## WHAT IS BEING ASKED
Reproduce the complete article on USA-made eyeglasses below word for word, before the listing.

## DOCUMENT EXCERPT
────────────────

Made In The USA, Affordably: Genusee
If you're wearing eyeglasses or sunglasses right now, do you know where they were made? Unless you made specific efforts to ensure otherwise, chances are the answer is "China". And it's not just the $5.99 Oakley ripoffs sold at every gas station; the vast majority of high-end glasses are also made in China, largely by the EssilorLuxxotica conglomerate. Even when they're labeled "Made In Italy", it often just means "assembled in Italy", which is why Ray-Ban Wayfarers are "Made In China" when you buy bare frames for prescription lenses and "Made In Italy" when you buy a complete set of sunglasses using the same frames.
Finding non-Chinese glasses is an exhausting task. For more than a decade I wore about a dozen versions of the same basic frame, all made by ProDesign in Japan. That frame shape is out of production so now I have Silhouettes (Austria), Safilo (Italy), and Dillon Optics (Italy with USA lenses) depending on the day and the task. I also have a very good set of ROKA cycling glasses which to my sorrow are Chinese. If ROKAs were made in the USA I'd have ten pairs of them.
If you want a completely USA-made set of glasses, you have very few choices. Shuron makes a variety of vintage-looking frames here at a very competitive price, and... uh, I think that's it. Until recently. Now there's Genusee.
Genusee has one design, which isn't terribly attractive on most people, your ugly author included. It's available in several shades; I chose a deep translucent green. After years of wearing glasses with a wrap-around shape, the Genusee flat profile feels distinctly odd to wear, and I can see quite a bit of the frame surrounding the relatively small lenses. Genusee claims they are made from recycled plastic bottles, a claim I have no reason to doubt. They are built to survive the apocalypse with heavy-duty hinges and thick materials.
Optical quality is extremely good; my prescription was rendered accurately and I can read fine print at a distance, the same way I can with my Silhouettes and Dillons.

────────────────

## RECORDED INFORMATION
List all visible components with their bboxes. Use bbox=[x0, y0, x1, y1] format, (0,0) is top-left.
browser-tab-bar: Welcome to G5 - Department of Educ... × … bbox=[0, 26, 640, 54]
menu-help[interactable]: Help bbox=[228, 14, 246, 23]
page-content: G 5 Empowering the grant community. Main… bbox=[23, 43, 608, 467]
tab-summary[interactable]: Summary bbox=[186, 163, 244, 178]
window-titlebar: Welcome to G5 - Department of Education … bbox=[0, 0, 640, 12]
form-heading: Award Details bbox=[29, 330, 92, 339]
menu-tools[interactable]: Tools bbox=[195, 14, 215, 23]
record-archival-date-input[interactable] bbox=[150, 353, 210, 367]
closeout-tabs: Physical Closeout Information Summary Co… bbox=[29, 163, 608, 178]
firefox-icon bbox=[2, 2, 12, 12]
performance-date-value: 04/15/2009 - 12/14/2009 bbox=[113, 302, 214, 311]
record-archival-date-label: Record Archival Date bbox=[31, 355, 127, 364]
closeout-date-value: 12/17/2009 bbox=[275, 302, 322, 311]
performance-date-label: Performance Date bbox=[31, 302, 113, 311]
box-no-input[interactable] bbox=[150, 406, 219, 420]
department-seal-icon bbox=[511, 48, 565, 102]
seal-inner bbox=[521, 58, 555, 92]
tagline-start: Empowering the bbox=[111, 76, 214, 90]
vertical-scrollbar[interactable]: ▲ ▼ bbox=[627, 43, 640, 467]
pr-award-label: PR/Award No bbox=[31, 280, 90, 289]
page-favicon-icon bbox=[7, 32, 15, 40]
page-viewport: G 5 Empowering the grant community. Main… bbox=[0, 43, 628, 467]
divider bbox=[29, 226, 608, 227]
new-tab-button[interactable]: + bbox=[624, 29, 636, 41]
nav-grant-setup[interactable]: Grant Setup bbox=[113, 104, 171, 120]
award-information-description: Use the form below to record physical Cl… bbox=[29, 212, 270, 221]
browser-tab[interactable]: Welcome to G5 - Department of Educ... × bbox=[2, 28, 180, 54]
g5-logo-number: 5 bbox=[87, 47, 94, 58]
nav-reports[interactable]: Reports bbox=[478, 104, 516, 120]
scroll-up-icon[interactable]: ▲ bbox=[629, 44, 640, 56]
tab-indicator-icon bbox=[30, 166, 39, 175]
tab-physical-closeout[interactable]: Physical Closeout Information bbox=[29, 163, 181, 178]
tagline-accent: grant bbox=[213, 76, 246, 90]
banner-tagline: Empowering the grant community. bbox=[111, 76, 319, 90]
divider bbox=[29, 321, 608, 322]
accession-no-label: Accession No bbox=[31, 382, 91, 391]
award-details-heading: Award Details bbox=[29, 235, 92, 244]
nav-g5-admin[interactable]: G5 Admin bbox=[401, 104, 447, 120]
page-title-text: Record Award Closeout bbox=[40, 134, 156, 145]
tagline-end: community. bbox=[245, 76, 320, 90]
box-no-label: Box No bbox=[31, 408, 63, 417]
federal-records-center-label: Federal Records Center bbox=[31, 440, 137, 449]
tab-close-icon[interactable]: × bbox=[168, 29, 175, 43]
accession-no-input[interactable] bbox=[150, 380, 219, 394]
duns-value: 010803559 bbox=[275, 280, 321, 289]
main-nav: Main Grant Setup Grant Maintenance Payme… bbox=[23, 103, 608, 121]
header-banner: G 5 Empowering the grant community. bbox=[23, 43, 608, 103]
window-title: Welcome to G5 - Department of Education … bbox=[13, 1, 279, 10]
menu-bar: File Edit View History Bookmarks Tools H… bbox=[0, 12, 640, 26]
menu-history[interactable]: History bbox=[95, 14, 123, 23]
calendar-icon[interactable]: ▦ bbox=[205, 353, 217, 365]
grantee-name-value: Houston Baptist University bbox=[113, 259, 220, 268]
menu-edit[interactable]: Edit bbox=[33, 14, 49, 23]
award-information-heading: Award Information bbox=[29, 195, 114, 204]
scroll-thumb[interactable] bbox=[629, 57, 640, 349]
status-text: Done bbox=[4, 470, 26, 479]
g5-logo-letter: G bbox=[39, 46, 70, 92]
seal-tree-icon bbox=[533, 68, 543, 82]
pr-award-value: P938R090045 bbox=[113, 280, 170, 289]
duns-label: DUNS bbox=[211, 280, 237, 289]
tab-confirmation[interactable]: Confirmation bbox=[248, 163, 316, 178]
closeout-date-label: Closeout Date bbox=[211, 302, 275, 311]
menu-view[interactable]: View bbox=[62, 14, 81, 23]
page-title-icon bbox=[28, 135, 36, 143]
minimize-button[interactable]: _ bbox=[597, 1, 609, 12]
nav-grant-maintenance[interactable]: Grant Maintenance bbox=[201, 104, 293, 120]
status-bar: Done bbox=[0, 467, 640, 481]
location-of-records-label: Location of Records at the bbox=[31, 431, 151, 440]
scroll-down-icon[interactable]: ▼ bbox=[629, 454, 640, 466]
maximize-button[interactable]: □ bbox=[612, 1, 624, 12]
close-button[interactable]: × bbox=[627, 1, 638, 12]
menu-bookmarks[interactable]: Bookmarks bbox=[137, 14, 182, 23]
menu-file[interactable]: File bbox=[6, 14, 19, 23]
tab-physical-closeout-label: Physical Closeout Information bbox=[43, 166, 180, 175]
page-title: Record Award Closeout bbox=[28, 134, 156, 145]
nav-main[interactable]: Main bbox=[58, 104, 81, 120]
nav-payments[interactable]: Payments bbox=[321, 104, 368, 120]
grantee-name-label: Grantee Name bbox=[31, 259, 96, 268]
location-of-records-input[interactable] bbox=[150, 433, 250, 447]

────────────────

## TASK OUTPUT
Made In The USA, Affordably: Genusee
If you're wearing eyeglasses or sunglasses right now, do you know where they were made? Unless you made specific efforts to ensure otherwise, chances are the answer is "China". And it's not just the $5.99 Oakley ripoffs sold at every gas station; the vast majority of high-end glasses are also made in China, largely by the EssilorLuxxotica conglomerate. Even when they're labeled "Made In Italy", it often just means "assembled in Italy", which is why Ray-Ban Wayfarers are "Made In China" when you buy bare frames for prescription lenses and "Made In Italy" when you buy a complete set of sunglasses using the same frames.
Finding non-Chinese glasses is an exhausting task. For more than a decade I wore about a dozen versions of the same basic frame, all made by ProDesign in Japan. That frame shape is out of production so now I have Silhouettes (Austria), Safilo (Italy), and Dillon Optics (Italy with USA lenses) depending on the day and the task. I also have a very good set of ROKA cycling glasses which to my sorrow are Chinese. If ROKAs were made in the USA I'd have ten pairs of them.
If you want a completely USA-made set of glasses, you have very few choices. Shuron makes a variety of vintage-looking frames here at a very competitive price, and... uh, I think that's it. Until recently. Now there's Genusee.
Genusee has one design, which isn't terribly attractive on most people, your ugly author included. It's available in several shades; I chose a deep translucent green. After years of wearing glasses with a wrap-around shape, the Genusee flat profile feels distinctly odd to wear, and I can see quite a bit of the frame surrounding the relatively small lenses. Genusee claims they are made from recycled plastic bottles, a claim I have no reason to doubt. They are built to survive the apocalypse with heavy-duty hinges and thick materials.
Optical quality is extremely good; my prescription was rendered accurately and I can read fine print at a distance, the same way I can with my Silhouettes and Dillons.